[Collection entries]
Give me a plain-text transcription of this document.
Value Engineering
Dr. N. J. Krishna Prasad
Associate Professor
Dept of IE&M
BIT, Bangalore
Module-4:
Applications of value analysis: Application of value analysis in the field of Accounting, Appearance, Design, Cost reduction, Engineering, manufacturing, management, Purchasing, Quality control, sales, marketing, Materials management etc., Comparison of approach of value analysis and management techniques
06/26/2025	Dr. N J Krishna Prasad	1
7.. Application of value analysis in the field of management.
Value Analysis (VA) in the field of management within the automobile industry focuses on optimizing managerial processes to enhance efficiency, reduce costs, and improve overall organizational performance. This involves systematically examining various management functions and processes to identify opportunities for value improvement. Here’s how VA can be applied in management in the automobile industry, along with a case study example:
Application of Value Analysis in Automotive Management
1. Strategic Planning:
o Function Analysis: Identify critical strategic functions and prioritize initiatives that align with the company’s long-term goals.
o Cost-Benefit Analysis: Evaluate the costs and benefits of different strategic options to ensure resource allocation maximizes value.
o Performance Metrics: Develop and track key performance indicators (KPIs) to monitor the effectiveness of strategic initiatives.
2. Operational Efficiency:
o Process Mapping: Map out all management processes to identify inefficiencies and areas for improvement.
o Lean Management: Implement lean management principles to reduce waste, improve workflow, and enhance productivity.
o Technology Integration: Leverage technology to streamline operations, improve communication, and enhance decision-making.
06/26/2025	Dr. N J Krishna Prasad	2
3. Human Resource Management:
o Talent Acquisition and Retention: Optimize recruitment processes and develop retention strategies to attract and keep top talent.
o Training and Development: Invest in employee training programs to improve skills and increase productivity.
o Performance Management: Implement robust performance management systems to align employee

Description of the task: Read the data above and pull out each line that holds the string "improvement".

Exercise response:
Value Analysis (VA) in the field of management within the automobile industry focuses on optimizing managerial processes to enhance efficiency, reduce costs, and improve overall organizational performance. This involves systematically examining various management functions and processes to identify opportunities for value improvement. Here’s how VA can be applied in management in the automobile industry, along with a case study example:
o Process Mapping: Map out all management processes to identify inefficiencies and areas for improvement.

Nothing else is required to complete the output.